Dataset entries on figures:
=-=-=-=-=

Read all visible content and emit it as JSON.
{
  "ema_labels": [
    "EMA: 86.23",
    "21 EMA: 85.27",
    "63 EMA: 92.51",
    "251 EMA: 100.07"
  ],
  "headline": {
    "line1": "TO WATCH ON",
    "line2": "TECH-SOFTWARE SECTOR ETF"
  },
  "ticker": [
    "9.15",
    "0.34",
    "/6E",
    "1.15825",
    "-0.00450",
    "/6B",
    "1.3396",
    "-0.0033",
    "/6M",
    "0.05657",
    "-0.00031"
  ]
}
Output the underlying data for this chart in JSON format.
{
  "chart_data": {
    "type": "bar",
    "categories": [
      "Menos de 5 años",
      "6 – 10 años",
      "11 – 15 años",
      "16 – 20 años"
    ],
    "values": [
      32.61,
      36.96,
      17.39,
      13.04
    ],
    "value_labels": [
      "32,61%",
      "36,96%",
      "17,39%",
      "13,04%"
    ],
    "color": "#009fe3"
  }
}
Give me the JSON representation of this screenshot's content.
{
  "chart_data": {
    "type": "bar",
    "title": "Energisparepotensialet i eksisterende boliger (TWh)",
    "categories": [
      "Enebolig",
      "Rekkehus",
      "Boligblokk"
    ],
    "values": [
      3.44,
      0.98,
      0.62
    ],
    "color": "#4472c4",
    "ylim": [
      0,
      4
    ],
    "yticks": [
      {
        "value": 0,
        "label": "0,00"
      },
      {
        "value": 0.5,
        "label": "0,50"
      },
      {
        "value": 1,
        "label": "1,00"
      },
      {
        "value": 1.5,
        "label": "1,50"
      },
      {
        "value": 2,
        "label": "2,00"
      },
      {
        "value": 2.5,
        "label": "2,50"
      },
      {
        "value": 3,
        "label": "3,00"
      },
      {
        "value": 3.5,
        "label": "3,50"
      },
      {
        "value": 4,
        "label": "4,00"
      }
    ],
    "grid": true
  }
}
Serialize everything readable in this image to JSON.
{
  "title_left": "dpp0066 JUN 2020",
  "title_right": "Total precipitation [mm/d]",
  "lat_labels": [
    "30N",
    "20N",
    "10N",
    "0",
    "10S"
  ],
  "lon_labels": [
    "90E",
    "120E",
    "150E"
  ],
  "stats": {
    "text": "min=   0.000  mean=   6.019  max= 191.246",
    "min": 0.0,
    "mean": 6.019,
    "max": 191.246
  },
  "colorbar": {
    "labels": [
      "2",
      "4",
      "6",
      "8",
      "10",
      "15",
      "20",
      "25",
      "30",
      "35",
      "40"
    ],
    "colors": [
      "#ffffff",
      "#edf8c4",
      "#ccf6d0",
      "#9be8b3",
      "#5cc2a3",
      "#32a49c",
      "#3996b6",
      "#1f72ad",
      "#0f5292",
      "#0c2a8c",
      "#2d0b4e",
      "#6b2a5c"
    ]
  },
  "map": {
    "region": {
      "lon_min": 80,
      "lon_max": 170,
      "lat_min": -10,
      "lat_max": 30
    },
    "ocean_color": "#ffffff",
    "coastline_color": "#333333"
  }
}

=-=-=-=-=

--- Stated task ---
Find the word "content" and list each line it appears in.

--- Right answer ---
Read all visible content and emit it as JSON.
Give me the JSON representation of this screenshot's content.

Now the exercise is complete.